Return exactly the lines from the "Read out every word on this page." line through the last line of the entries below. Include no pictures.
######
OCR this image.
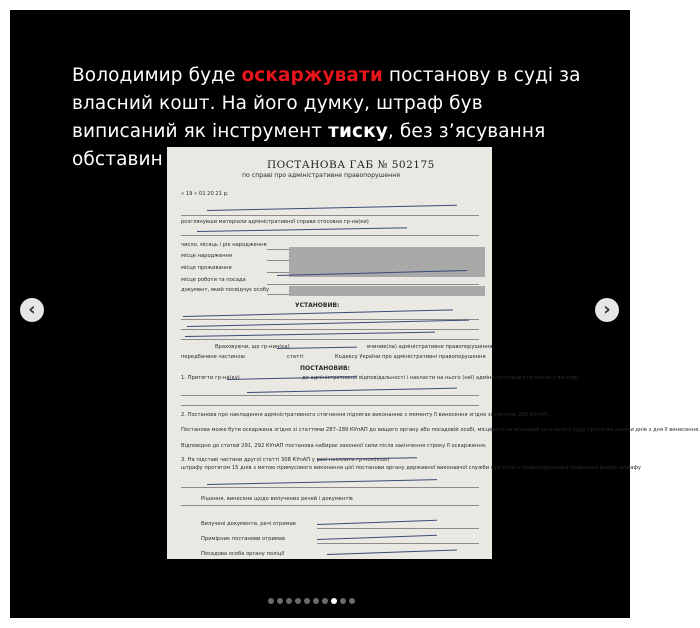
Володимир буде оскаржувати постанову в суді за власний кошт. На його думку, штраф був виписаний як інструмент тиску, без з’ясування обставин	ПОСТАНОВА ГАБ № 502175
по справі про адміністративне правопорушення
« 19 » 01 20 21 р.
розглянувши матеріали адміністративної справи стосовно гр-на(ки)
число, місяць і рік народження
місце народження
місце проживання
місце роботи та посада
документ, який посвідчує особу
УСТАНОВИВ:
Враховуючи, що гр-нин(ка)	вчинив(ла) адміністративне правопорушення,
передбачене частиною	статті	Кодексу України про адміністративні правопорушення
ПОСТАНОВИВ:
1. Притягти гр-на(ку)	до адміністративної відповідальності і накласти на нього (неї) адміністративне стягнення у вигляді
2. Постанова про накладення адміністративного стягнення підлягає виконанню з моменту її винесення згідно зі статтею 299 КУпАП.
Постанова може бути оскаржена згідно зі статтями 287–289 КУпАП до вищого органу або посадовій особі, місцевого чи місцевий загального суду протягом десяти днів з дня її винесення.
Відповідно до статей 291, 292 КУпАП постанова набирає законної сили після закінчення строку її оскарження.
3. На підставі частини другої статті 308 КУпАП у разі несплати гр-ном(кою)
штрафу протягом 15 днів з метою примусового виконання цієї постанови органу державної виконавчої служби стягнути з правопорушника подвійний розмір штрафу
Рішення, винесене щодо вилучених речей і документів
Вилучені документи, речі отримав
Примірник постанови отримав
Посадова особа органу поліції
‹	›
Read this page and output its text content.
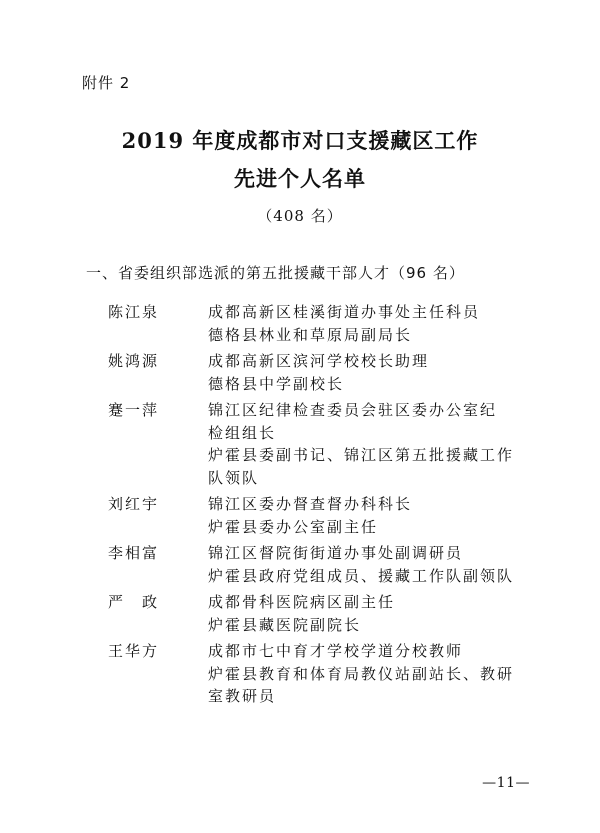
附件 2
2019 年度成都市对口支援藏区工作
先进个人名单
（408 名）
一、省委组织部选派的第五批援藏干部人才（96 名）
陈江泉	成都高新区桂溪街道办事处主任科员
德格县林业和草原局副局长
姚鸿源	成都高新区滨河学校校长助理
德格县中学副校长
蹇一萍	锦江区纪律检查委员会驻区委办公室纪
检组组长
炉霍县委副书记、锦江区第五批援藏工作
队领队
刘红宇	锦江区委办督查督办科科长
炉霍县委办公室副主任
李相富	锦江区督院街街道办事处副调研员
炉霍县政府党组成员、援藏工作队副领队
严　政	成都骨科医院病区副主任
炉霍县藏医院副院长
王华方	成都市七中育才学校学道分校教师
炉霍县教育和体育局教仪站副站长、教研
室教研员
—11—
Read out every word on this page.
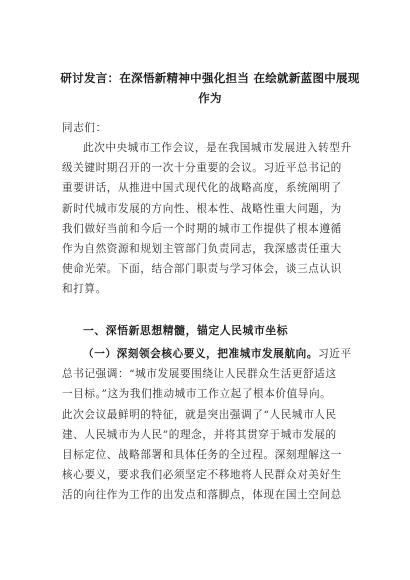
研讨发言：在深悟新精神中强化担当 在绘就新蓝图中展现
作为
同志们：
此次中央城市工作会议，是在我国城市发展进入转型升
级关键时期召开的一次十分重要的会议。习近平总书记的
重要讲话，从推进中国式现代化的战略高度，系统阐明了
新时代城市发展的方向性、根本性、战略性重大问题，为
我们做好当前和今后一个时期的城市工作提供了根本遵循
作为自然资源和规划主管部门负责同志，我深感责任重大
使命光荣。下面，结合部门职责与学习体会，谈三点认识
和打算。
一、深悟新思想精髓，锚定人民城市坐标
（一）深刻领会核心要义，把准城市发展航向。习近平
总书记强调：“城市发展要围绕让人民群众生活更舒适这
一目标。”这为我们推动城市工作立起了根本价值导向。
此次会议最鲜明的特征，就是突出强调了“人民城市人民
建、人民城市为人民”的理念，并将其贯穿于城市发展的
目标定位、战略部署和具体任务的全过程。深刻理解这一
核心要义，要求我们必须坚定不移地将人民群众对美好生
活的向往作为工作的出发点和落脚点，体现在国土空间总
######
| SOLUTION TO THE PROBLEM |
Read out every word on this page.
研讨发言：在深悟新精神中强化担当 在绘就新蓝图中展现
作为
同志们：
此次中央城市工作会议，是在我国城市发展进入转型升
级关键时期召开的一次十分重要的会议。习近平总书记的
重要讲话，从推进中国式现代化的战略高度，系统阐明了
新时代城市发展的方向性、根本性、战略性重大问题，为
我们做好当前和今后一个时期的城市工作提供了根本遵循
作为自然资源和规划主管部门负责同志，我深感责任重大
使命光荣。下面，结合部门职责与学习体会，谈三点认识
和打算。
一、深悟新思想精髓，锚定人民城市坐标
（一）深刻领会核心要义，把准城市发展航向。习近平
总书记强调：“城市发展要围绕让人民群众生活更舒适这
一目标。”这为我们推动城市工作立起了根本价值导向。
此次会议最鲜明的特征，就是突出强调了“人民城市人民
建、人民城市为人民”的理念，并将其贯穿于城市发展的
目标定位、战略部署和具体任务的全过程。深刻理解这一
核心要义，要求我们必须坚定不移地将人民群众对美好生
活的向往作为工作的出发点和落脚点，体现在国土空间总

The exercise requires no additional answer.